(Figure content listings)
◆ ◆ ◆ ◆ ◆

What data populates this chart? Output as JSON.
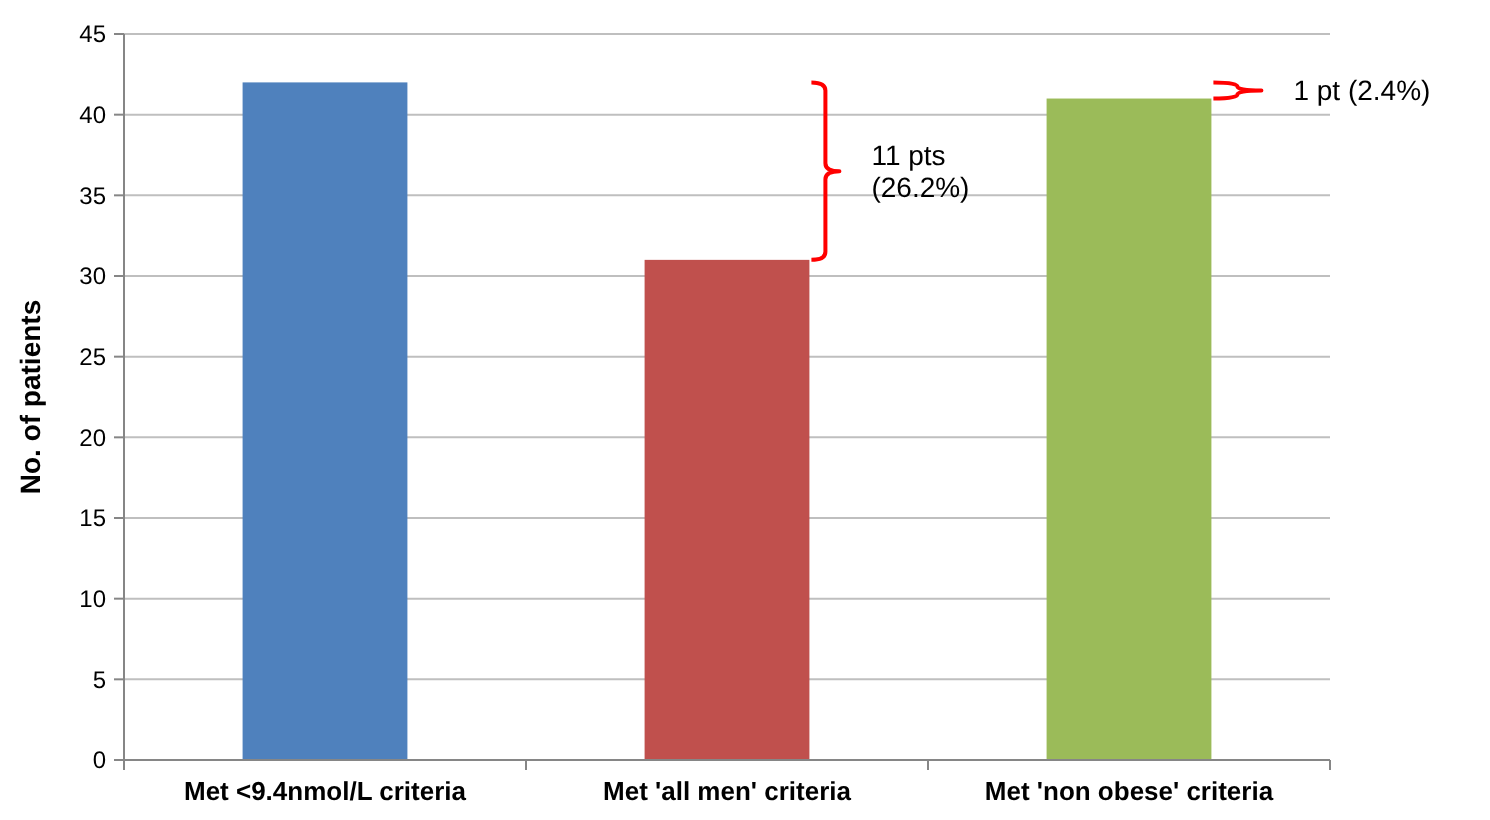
{
  "chart_data": {
    "type": "bar",
    "ylabel": "No. of patients",
    "categories": [
      "Met <9.4nmol/L criteria",
      "Met 'all men' criteria",
      "Met 'non obese' criteria"
    ],
    "values": [
      42,
      31,
      41
    ],
    "colors": [
      "#4f81bd",
      "#c0504d",
      "#9bbb59"
    ],
    "ylim": [
      0,
      45
    ],
    "yticks": [
      0,
      5,
      10,
      15,
      20,
      25,
      30,
      35,
      40,
      45
    ],
    "grid": "y",
    "annotations": [
      "11 pts (26.2%)",
      "1 pt (2.4%)"
    ]
  }
}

◆ ◆ ◆ ◆ ◆

#### Task to carry out
Leave out the pictures and give the rest of the records again exactly.

#### Result below
What data populates this chart? Output as JSON.
{
  "chart_data": {
    "type": "bar",
    "ylabel": "No. of patients",
    "categories": [
      "Met <9.4nmol/L criteria",
      "Met 'all men' criteria",
      "Met 'non obese' criteria"
    ],
    "values": [
      42,
      31,
      41
    ],
    "colors": [
      "#4f81bd",
      "#c0504d",
      "#9bbb59"
    ],
    "ylim": [
      0,
      45
    ],
    "yticks": [
      0,
      5,
      10,
      15,
      20,
      25,
      30,
      35,
      40,
      45
    ],
    "grid": "y",
    "annotations": [
      "11 pts (26.2%)",
      "1 pt (2.4%)"
    ]
  }
}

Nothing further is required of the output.